- _EXCERPTED RECORDS_:
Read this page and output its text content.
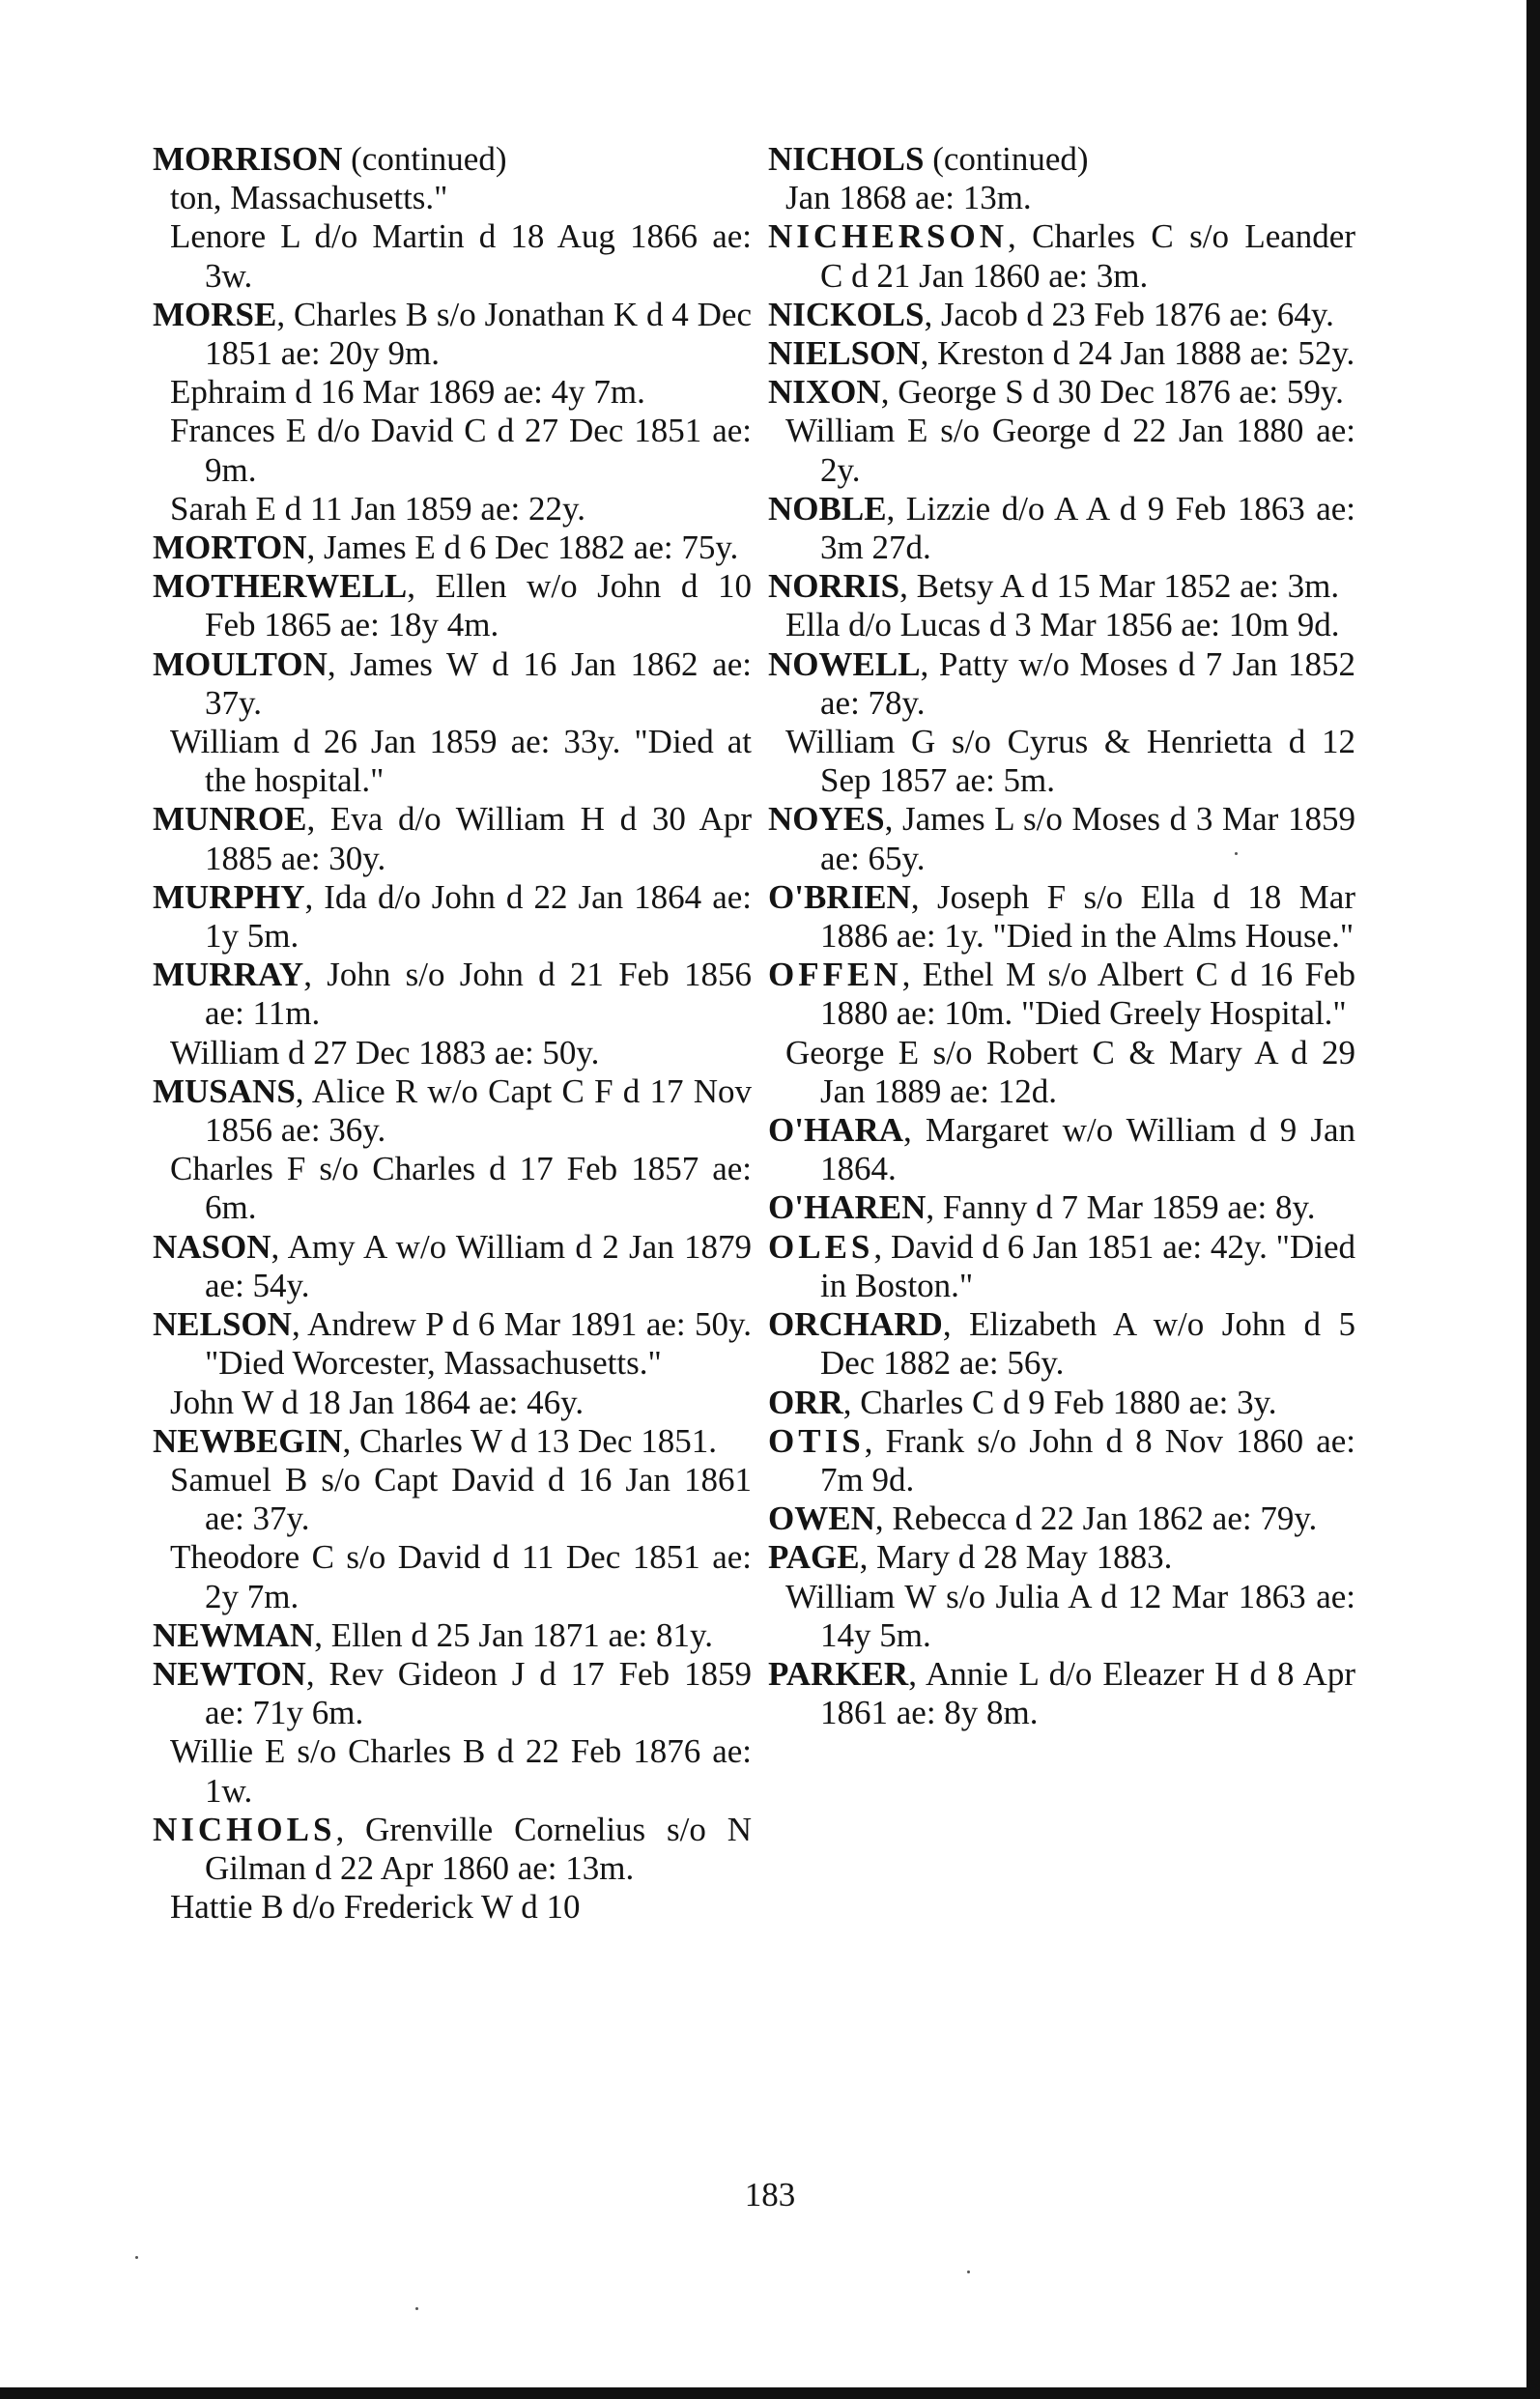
MORRISON (continued)

ton, Massachusetts."

Lenore L d/o Martin d 18 Aug 1866 ae: 3w.

MORSE, Charles B s/o Jonathan K d 4 Dec 1851 ae: 20y 9m.

Ephraim d 16 Mar 1869 ae: 4y 7m.

Frances E d/o David C d 27 Dec 1851 ae: 9m.

Sarah E d 11 Jan 1859 ae: 22y.

MORTON, James E d 6 Dec 1882 ae: 75y.

MOTHERWELL, Ellen w/o John d 10 Feb 1865 ae: 18y 4m.

MOULTON, James W d 16 Jan 1862 ae: 37y.

William d 26 Jan 1859 ae: 33y. "Died at the hospital."

MUNROE, Eva d/o William H d 30 Apr 1885 ae: 30y.

MURPHY, Ida d/o John d 22 Jan 1864 ae: 1y 5m.

MURRAY, John s/o John d 21 Feb 1856 ae: 11m.

William d 27 Dec 1883 ae: 50y.

MUSANS, Alice R w/o Capt C F d 17 Nov 1856 ae: 36y.

Charles F s/o Charles d 17 Feb 1857 ae: 6m.

NASON, Amy A w/o William d 2 Jan 1879 ae: 54y.

NELSON, Andrew P d 6 Mar 1891 ae: 50y. "Died Worcester, Massachusetts."

John W d 18 Jan 1864 ae: 46y.

NEWBEGIN, Charles W d 13 Dec 1851.

Samuel B s/o Capt David d 16 Jan 1861 ae: 37y.

Theodore C s/o David d 11 Dec 1851 ae: 2y 7m.

NEWMAN, Ellen d 25 Jan 1871 ae: 81y.

NEWTON, Rev Gideon J d 17 Feb 1859 ae: 71y 6m.

Willie E s/o Charles B d 22 Feb 1876 ae: 1w.

NICHOLS, Grenville Cornelius s/o N Gilman d 22 Apr 1860 ae: 13m.

Hattie B d/o Frederick W d 10

NICHOLS (continued)

Jan 1868 ae: 13m.

NICHERSON, Charles C s/o Leander C d 21 Jan 1860 ae: 3m.

NICKOLS, Jacob d 23 Feb 1876 ae: 64y.

NIELSON, Kreston d 24 Jan 1888 ae: 52y.

NIXON, George S d 30 Dec 1876 ae: 59y.

William E s/o George d 22 Jan 1880 ae: 2y.

NOBLE, Lizzie d/o A A d 9 Feb 1863 ae: 3m 27d.

NORRIS, Betsy A d 15 Mar 1852 ae: 3m.

Ella d/o Lucas d 3 Mar 1856 ae: 10m 9d.

NOWELL, Patty w/o Moses d 7 Jan 1852 ae: 78y.

William G s/o Cyrus & Henrietta d 12 Sep 1857 ae: 5m.

NOYES, James L s/o Moses d 3 Mar 1859 ae: 65y.

O'BRIEN, Joseph F s/o Ella d 18 Mar 1886 ae: 1y. "Died in the Alms House."

OFFEN, Ethel M s/o Albert C d 16 Feb 1880 ae: 10m. "Died Greely Hospital."

George E s/o Robert C & Mary A d 29 Jan 1889 ae: 12d.

O'HARA, Margaret w/o William d 9 Jan 1864.

O'HAREN, Fanny d 7 Mar 1859 ae: 8y.

OLES, David d 6 Jan 1851 ae: 42y. "Died in Boston."

ORCHARD, Elizabeth A w/o John d 5 Dec 1882 ae: 56y.

ORR, Charles C d 9 Feb 1880 ae: 3y.

OTIS, Frank s/o John d 8 Nov 1860 ae: 7m 9d.

OWEN, Rebecca d 22 Jan 1862 ae: 79y.

PAGE, Mary d 28 May 1883.

William W s/o Julia A d 12 Mar 1863 ae: 14y 5m.

PARKER, Annie L d/o Eleazer H d 8 Apr 1861 ae: 8y 8m.

183
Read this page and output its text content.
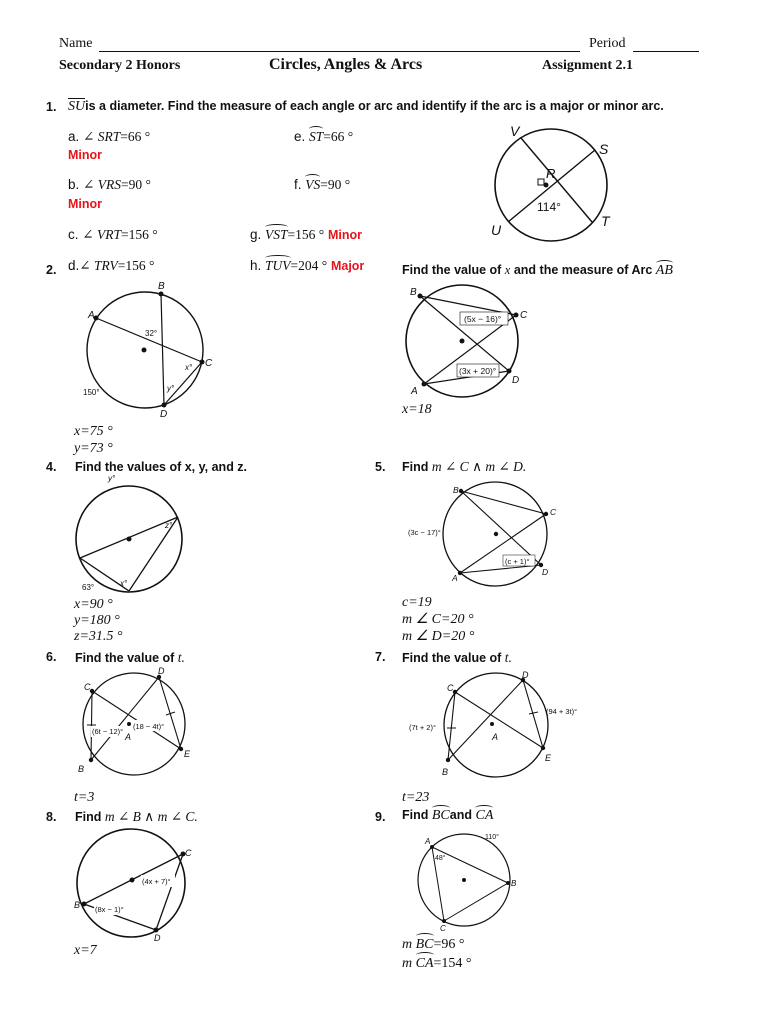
Name	Period
Secondary 2 Honors	Circles, Angles & Arcs	Assignment 2.1
1. SUis a diameter. Find the measure of each angle or arc and identify if the arc is a major or minor arc.
a. ∠ SRT=66 °
Minor
b. ∠ VRS=90 °
Minor
c. ∠ VRT=156 °
e. ST=66 °
f. VS=90 °
g. VST=156 ° Minor
V
S
R
U
T
114°
2. d.∠ TRV=156 °	h. TUV=204 ° Major
A
B
C
D
32°
x°
y°
150°
x=75 °
y=73 °
Find the value of x and the measure of Arc AB
B
C
A
D
(5x − 16)°
(3x + 20)°
x=18
4. Find the values of x, y, and z.
y°
z°
63°	x°
x=90 °
y=180 °
z=31.5 °
5. Find m ∠ C ∧ m ∠ D.
B
C
A
D
(3c − 17)°
(c + 1)°
c=19
m ∠ C=20 °
m ∠ D=20 °
6. Find the value of t.
C
D
A
B
E
(6t − 12)°
(18 − 4t)°
t=3
7. Find the value of t.
C
D
A
B
E
(7t + 2)°
(94 + 3t)°
t=23
8. Find m ∠ B ∧ m ∠ C.
C
B
D
(4x + 7)°
(8x − 1)°
x=7
9. Find BCand CA
A
B
C
48°
110°
m BC=96 °
m CA=154 °
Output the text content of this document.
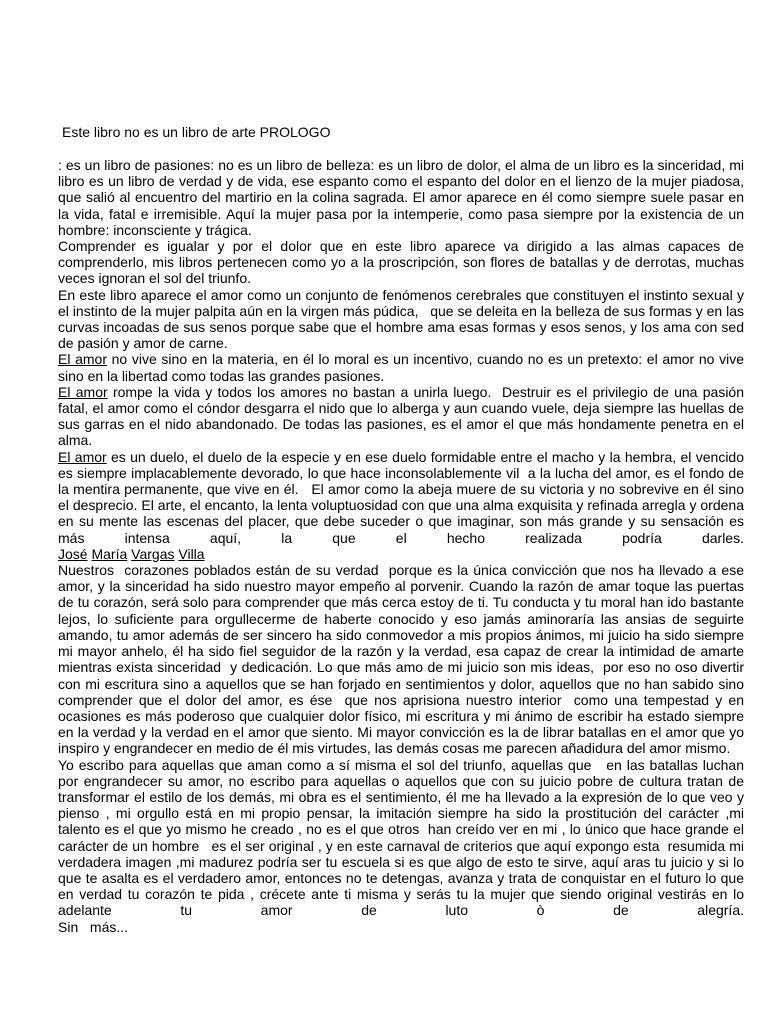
Este libro no es un libro de arte PROLOGO

: es un libro de pasiones: no es un libro de belleza: es un libro de dolor, el alma de un libro es la sinceridad, mi libro es un libro de verdad y de vida, ese espanto como el espanto del dolor en el lienzo de la mujer piadosa, que salió al encuentro del martirio en la colina sagrada. El amor aparece en él como siempre suele pasar en la vida, fatal e irremisible. Aquí la mujer pasa por la intemperie, como pasa siempre por la existencia de un hombre: inconsciente y trágica.

Comprender es igualar y por el dolor que en este libro aparece va dirigido a las almas capaces de comprenderlo, mis libros pertenecen como yo a la proscripción, son flores de batallas y de derrotas, muchas veces ignoran el sol del triunfo.

En este libro aparece el amor como un conjunto de fenómenos cerebrales que constituyen el instinto sexual y el instinto de la mujer palpita aún en la virgen más púdica,   que se deleita en la belleza de sus formas y en las curvas incoadas de sus senos porque sabe que el hombre ama esas formas y esos senos, y los ama con sed de pasión y amor de carne.

El amor no vive sino en la materia, en él lo moral es un incentivo, cuando no es un pretexto: el amor no vive sino en la libertad como todas las grandes pasiones.

El amor rompe la vida y todos los amores no bastan a unirla luego.  Destruir es el privilegio de una pasión fatal, el amor como el cóndor desgarra el nido que lo alberga y aun cuando vuele, deja siempre las huellas de sus garras en el nido abandonado. De todas las pasiones, es el amor el que más hondamente penetra en el alma.

El amor es un duelo, el duelo de la especie y en ese duelo formidable entre el macho y la hembra, el vencido es siempre implacablemente devorado, lo que hace inconsolablemente vil  a la lucha del amor, es el fondo de la mentira permanente, que vive en él.   El amor como la abeja muere de su victoria y no sobrevive en él sino el desprecio. El arte, el encanto, la lenta voluptuosidad con que una alma exquisita y refinada arregla y ordena en su mente las escenas del placer, que debe suceder o que imaginar, son más grande y su sensación es más intensa aquí, la que el hecho realizada podría darles.

José María Vargas Villa

Nuestros  corazones poblados están de su verdad  porque es la única convicción que nos ha llevado a ese amor, y la sinceridad ha sido nuestro mayor empeño al porvenir. Cuando la razón de amar toque las puertas de tu corazón, será solo para comprender que más cerca estoy de ti. Tu conducta y tu moral han ido bastante lejos, lo suficiente para orgullecerme de haberte conocido y eso jamás aminoraría las ansias de seguirte amando, tu amor además de ser sincero ha sido conmovedor a mis propios ánimos, mi juicio ha sido siempre mi mayor anhelo, él ha sido fiel seguidor de la razón y la verdad, esa capaz de crear la intimidad de amarte mientras exista sinceridad  y dedicación. Lo que más amo de mi juicio son mis ideas,  por eso no oso divertir con mi escritura sino a aquellos que se han forjado en sentimientos y dolor, aquellos que no han sabido sino comprender que el dolor del amor, es ése  que nos aprisiona nuestro interior  como una tempestad y en ocasiones es más poderoso que cualquier dolor físico, mi escritura y mi ánimo de escribir ha estado siempre en la verdad y la verdad en el amor que siento. Mi mayor convicción es la de librar batallas en el amor que yo inspiro y engrandecer en medio de él mis virtudes, las demás cosas me parecen añadidura del amor mismo.

Yo escribo para aquellas que aman como a sí misma el sol del triunfo, aquellas que   en las batallas luchan por engrandecer su amor, no escribo para aquellas o aquellos que con su juicio pobre de cultura tratan de transformar el estilo de los demás, mi obra es el sentimiento, él me ha llevado a la expresión de lo que veo y pienso , mi orgullo está en mi propio pensar, la imitación siempre ha sido la prostitución del carácter ,mi talento es el que yo mismo he creado , no es el que otros  han creído ver en mi , lo único que hace grande el carácter de un hombre   es el ser original , y en este carnaval de criterios que aquí expongo esta  resumida mi verdadera imagen ,mi madurez podría ser tu escuela si es que algo de esto te sirve, aquí aras tu juicio y si lo que te asalta es el verdadero amor, entonces no te detengas, avanza y trata de conquistar en el futuro lo que en verdad tu corazón te pida , crécete ante ti misma y serás tu la mujer que siendo original vestirás en lo adelante tu amor de luto ò de alegría.

Sin   más...
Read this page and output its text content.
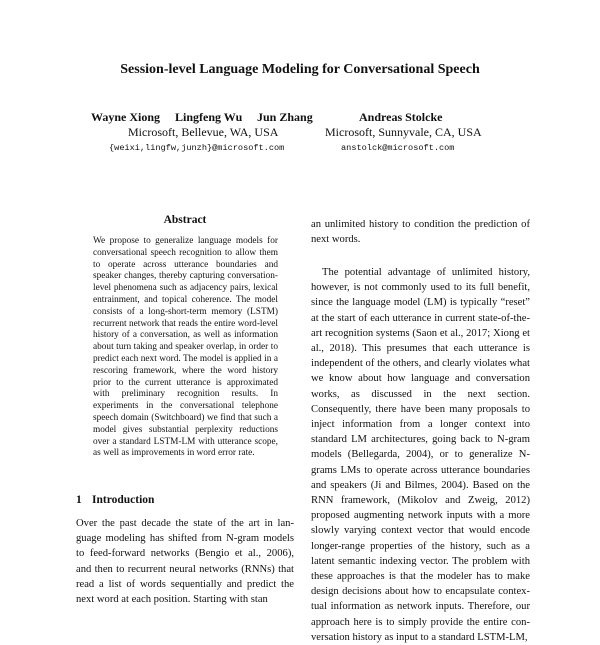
Session-level Language Modeling for Conversational Speech
Wayne Xiong Lingfeng Wu Jun Zhang	Andreas Stolcke
Microsoft, Bellevue, WA, USA	Microsoft, Sunnyvale, CA, USA
{weixi,lingfw,junzh}@microsoft.com	anstolck@microsoft.com
Abstract

We propose to generalize language models for conversational speech recognition to allow them to operate across utterance boundaries and speaker changes, thereby capturing conversation-level phenomena such as adjacency pairs, lexical entrainment, and topical coherence. The model consists of a long-short-term memory (LSTM) recurrent network that reads the entire word-level history of a conversation, as well as information about turn taking and speaker overlap, in order to predict each next word. The model is applied in a rescoring framework, where the word history prior to the current utterance is approximated with preliminary recognition results. In experiments in the conversational telephone speech domain (Switchboard) we find that such a model gives substantial perplexity reductions over a standard LSTM-LM with utterance scope, as well as improvements in word error rate.

1 Introduction

Over the past decade the state of the art in language modeling has shifted from N-gram models to feed-forward networks (Bengio et al., 2006), and then to recurrent neural networks (RNNs) that read a list of words sequentially and predict the next word at each position. Starting with stan

an unlimited history to condition the prediction of next words.

The potential advantage of unlimited history, however, is not commonly used to its full benefit, since the language model (LM) is typically “reset” at the start of each utterance in current state-of-the-art recognition systems (Saon et al., 2017; Xiong et al., 2018). This presumes that each utterance is independent of the others, and clearly violates what we know about how language and conversation works, as discussed in the next section. Consequently, there have been many proposals to inject information from a longer context into standard LM architectures, going back to N-gram models (Bellegarda, 2004), or to generalize N-grams LMs to operate across utterance boundaries and speakers (Ji and Bilmes, 2004). Based on the RNN framework, (Mikolov and Zweig, 2012) proposed augmenting network inputs with a more slowly varying context vector that would encode longer-range properties of the history, such as a latent semantic indexing vector. The problem with these approaches is that the modeler has to make design decisions about how to encapsulate contextual information as network inputs. Therefore, our approach here is to simply provide the entire conversation history as input to a standard LSTM-LM,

- _WHAT THE TASK REQUIRES_:
Check the data for the word "Moses" and pull out the lines that have it.

- _OUTPUT OF THE EXERCISE_:
NOWELL, Patty w/o Moses d 7 Jan 1852 ae: 78y.
NOYES, James L s/o Moses d 3 Mar 1859 ae: 65y.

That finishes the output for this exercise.